**DIRECTIVE**. Gather each line of the entries below that includes "cautious".

**DATA FOR THIS EXERCISE**.
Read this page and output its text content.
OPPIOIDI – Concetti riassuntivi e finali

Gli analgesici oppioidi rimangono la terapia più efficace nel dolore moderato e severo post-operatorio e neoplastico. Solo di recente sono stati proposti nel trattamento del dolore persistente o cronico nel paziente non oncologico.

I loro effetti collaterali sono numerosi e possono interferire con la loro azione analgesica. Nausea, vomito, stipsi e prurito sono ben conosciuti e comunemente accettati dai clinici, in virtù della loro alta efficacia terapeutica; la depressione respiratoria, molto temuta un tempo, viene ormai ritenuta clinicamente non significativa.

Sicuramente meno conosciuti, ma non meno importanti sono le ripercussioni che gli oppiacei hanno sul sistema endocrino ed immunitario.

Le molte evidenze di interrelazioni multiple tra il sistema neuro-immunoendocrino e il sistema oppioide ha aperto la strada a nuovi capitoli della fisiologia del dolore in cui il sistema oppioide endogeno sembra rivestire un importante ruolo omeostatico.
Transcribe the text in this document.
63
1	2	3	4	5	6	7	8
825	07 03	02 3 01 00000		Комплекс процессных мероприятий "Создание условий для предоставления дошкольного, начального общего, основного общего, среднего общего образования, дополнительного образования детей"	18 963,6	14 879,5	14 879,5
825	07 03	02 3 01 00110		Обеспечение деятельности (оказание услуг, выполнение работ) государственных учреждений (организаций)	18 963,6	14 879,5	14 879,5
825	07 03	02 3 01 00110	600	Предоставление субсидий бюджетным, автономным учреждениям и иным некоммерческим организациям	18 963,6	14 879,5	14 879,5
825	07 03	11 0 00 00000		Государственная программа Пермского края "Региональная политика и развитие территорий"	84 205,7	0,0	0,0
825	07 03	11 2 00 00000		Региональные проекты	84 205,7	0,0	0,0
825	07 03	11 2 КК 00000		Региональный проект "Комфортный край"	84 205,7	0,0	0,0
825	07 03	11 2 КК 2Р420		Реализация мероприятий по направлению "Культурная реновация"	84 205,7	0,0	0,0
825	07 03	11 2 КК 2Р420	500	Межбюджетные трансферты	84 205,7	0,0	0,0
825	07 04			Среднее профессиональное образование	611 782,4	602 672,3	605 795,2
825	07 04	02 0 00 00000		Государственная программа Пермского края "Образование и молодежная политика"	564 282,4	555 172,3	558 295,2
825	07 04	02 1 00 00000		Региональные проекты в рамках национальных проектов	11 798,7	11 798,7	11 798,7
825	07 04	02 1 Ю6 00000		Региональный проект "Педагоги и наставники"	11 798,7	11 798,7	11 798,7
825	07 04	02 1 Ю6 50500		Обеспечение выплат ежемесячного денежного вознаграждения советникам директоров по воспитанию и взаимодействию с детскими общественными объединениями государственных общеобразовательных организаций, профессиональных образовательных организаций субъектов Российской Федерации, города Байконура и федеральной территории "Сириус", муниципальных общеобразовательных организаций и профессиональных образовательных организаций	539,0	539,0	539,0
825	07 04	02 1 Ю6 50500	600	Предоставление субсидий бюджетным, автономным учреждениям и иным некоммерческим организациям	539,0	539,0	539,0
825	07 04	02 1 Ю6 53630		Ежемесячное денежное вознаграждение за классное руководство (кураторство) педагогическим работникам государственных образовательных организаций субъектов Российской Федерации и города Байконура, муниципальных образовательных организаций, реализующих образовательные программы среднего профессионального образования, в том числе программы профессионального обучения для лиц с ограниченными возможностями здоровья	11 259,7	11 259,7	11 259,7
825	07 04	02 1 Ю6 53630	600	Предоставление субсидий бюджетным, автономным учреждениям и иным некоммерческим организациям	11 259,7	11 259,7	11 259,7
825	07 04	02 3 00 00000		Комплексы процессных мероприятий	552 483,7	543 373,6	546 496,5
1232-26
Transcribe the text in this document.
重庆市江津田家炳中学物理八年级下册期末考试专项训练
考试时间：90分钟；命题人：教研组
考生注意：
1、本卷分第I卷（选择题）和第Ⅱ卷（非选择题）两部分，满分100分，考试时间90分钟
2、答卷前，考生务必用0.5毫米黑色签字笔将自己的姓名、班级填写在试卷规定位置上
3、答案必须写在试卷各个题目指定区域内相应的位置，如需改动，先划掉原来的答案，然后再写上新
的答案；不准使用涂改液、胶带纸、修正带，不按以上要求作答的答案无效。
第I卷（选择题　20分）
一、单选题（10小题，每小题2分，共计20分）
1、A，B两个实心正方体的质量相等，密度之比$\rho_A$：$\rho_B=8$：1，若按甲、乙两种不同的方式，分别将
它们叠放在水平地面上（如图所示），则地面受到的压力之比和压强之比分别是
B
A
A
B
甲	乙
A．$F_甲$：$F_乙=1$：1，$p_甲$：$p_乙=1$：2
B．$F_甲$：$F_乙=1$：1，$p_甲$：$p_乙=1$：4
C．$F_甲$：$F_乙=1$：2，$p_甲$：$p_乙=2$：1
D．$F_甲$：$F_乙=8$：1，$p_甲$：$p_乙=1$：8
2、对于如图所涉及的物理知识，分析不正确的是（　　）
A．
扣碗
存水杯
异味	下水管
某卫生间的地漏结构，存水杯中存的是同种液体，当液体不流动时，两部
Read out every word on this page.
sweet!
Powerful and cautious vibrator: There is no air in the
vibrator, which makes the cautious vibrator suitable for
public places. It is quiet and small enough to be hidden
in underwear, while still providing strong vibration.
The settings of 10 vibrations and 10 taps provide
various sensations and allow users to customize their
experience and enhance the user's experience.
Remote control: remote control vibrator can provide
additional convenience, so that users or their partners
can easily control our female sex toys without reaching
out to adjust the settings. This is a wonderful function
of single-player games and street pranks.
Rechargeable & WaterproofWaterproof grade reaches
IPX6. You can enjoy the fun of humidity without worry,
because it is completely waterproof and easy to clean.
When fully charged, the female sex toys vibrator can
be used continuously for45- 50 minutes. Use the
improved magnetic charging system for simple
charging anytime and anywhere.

**ANSWER FOR THIS EXERCISE**.
Powerful and cautious vibrator: There is no air in the
vibrator, which makes the cautious vibrator suitable for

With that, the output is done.